*Exercise objective*
Count how many lines in this material contain "name". The answer is that number alone.

-------------------------

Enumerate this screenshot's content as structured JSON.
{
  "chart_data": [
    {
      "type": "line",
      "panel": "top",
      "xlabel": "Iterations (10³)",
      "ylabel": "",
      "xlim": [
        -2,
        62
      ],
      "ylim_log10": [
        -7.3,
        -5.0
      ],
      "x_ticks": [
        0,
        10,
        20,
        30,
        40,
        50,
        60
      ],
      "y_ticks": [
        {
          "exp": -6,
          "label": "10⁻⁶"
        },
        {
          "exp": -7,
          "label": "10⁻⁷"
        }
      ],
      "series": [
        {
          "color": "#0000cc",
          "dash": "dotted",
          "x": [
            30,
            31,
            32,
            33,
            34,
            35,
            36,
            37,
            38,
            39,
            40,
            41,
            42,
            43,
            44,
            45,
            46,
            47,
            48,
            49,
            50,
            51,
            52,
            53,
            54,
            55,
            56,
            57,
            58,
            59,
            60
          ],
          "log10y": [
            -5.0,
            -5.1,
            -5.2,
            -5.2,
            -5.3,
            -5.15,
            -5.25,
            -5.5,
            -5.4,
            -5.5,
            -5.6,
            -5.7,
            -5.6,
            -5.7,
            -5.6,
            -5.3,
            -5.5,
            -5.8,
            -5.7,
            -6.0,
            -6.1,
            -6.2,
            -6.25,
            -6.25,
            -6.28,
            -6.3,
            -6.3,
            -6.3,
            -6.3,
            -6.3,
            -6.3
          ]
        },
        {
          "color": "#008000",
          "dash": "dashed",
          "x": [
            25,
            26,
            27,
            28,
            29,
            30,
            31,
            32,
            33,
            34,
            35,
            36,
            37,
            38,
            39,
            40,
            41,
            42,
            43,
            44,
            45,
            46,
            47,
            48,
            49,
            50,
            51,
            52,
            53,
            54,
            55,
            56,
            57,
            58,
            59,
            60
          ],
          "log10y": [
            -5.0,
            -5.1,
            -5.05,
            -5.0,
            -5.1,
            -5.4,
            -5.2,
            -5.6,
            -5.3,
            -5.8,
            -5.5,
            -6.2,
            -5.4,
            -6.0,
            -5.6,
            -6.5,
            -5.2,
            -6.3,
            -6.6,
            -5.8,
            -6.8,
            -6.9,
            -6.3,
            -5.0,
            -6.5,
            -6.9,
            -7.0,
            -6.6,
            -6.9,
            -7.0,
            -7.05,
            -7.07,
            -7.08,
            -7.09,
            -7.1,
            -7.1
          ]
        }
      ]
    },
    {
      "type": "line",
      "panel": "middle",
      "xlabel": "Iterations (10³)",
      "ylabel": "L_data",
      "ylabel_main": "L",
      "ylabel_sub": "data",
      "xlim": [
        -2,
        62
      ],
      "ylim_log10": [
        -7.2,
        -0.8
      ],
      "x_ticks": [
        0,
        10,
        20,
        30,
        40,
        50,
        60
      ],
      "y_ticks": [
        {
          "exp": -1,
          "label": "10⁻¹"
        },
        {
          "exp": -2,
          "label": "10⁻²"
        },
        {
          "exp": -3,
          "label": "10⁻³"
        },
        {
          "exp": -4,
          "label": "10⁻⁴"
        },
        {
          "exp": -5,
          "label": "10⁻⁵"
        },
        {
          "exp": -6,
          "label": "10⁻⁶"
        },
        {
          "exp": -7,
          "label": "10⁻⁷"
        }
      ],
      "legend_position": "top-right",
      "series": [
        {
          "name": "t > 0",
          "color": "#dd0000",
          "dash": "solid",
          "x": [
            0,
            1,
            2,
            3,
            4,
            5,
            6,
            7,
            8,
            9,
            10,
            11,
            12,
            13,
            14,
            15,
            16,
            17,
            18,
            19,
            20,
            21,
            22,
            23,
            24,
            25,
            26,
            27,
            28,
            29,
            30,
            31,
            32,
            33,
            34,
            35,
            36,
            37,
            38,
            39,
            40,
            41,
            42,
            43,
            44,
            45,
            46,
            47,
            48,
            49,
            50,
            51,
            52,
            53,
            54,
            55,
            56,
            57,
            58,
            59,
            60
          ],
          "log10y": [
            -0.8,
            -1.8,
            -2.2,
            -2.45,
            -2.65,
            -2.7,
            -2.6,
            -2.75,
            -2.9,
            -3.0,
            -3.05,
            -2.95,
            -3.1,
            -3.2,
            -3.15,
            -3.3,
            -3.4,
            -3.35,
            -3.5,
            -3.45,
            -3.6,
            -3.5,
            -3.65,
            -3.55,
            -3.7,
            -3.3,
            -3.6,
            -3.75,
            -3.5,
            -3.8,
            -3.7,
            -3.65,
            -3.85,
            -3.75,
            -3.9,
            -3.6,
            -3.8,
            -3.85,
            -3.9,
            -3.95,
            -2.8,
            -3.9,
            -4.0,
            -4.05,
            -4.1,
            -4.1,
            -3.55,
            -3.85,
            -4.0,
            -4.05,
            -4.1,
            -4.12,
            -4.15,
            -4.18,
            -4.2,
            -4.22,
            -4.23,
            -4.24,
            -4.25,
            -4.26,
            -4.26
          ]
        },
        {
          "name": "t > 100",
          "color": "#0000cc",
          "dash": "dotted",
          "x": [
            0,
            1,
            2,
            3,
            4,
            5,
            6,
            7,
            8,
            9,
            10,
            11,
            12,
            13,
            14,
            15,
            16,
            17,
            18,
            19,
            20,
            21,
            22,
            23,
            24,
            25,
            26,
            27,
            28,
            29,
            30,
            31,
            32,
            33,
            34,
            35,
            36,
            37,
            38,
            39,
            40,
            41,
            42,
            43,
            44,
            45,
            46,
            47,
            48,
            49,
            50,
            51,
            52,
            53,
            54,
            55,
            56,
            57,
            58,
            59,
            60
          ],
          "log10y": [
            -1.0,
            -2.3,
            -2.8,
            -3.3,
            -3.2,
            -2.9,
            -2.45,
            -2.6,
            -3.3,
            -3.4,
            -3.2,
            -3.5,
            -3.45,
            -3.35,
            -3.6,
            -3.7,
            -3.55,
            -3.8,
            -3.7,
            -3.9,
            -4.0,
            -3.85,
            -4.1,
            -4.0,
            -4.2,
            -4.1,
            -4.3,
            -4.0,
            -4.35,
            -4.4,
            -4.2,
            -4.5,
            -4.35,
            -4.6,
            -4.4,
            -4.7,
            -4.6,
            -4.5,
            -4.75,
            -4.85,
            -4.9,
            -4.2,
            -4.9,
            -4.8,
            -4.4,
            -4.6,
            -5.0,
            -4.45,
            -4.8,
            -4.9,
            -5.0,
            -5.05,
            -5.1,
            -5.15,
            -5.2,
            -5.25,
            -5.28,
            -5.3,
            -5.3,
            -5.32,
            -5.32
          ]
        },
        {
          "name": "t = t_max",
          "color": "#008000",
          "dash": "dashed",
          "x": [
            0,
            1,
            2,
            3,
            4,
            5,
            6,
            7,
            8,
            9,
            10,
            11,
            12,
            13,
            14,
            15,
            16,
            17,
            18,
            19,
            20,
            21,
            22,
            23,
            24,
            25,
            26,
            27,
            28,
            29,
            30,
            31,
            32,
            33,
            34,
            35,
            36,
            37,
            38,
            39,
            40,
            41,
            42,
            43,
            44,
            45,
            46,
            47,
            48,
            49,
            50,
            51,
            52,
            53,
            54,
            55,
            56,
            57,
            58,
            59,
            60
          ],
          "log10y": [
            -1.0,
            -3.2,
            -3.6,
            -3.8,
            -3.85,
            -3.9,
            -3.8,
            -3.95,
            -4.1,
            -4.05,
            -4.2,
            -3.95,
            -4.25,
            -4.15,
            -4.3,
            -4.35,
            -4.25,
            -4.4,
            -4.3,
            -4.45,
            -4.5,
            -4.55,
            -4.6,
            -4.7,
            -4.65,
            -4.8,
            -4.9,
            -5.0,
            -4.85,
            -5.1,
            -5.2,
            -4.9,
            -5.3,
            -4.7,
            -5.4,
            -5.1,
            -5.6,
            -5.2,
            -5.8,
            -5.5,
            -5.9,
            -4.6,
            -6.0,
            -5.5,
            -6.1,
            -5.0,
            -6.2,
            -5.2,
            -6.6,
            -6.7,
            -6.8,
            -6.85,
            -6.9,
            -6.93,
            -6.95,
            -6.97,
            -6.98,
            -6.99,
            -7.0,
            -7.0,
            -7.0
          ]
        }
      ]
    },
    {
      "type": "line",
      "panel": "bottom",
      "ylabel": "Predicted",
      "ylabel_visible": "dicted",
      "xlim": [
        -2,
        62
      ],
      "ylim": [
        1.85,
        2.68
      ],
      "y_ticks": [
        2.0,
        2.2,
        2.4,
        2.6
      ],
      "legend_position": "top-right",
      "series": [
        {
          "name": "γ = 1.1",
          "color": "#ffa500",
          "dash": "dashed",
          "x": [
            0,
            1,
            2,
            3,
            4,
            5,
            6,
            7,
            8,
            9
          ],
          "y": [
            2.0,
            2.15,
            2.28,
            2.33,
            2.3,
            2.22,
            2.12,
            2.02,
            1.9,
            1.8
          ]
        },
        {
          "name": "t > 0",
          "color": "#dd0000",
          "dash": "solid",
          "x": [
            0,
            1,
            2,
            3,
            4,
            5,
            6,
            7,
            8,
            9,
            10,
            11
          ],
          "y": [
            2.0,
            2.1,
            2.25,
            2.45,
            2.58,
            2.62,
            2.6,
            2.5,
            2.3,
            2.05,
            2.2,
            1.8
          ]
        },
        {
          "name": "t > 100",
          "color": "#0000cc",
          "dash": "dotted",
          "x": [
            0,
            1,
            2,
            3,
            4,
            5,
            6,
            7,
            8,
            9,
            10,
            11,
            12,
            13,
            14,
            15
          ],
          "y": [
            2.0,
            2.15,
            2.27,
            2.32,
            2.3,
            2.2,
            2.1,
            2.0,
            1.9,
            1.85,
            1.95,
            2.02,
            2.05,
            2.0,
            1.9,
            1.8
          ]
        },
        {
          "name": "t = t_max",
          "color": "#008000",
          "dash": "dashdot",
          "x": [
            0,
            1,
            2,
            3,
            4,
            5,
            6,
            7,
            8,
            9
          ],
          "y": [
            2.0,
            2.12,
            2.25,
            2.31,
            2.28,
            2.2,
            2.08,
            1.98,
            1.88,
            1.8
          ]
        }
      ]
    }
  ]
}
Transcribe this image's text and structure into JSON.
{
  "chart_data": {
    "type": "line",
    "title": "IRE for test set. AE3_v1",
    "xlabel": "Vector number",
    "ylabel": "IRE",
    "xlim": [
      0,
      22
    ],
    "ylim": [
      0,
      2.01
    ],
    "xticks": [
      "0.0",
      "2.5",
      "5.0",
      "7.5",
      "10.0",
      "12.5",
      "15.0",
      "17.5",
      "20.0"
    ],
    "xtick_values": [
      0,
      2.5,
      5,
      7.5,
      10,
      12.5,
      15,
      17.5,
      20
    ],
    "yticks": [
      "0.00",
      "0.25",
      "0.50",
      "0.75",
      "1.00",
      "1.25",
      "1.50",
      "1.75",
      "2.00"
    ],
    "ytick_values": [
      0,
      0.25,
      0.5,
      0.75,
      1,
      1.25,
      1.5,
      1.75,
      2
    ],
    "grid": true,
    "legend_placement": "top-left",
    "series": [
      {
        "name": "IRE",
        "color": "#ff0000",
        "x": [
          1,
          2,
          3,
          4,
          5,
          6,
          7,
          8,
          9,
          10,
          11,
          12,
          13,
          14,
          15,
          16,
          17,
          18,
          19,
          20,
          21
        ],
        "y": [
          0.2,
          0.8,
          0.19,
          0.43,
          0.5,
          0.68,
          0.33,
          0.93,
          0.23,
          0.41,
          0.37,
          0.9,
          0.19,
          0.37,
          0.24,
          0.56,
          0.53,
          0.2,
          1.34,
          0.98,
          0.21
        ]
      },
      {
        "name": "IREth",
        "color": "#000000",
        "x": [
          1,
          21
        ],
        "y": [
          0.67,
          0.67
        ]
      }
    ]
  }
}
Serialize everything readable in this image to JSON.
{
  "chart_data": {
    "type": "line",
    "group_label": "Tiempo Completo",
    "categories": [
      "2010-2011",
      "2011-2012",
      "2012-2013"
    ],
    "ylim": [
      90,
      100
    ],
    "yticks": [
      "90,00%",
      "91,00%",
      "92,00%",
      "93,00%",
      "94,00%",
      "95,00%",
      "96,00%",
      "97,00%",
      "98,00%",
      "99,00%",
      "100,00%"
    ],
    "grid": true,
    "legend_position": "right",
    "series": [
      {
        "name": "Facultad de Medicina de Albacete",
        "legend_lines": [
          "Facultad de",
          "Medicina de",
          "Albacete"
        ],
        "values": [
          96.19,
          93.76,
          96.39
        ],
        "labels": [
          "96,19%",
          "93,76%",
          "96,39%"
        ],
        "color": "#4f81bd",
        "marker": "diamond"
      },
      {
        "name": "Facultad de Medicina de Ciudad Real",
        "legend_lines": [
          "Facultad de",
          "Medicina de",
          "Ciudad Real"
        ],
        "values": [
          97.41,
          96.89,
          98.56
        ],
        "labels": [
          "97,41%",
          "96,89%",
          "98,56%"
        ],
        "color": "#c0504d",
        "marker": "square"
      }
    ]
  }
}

-------------------------

*Expected output*
11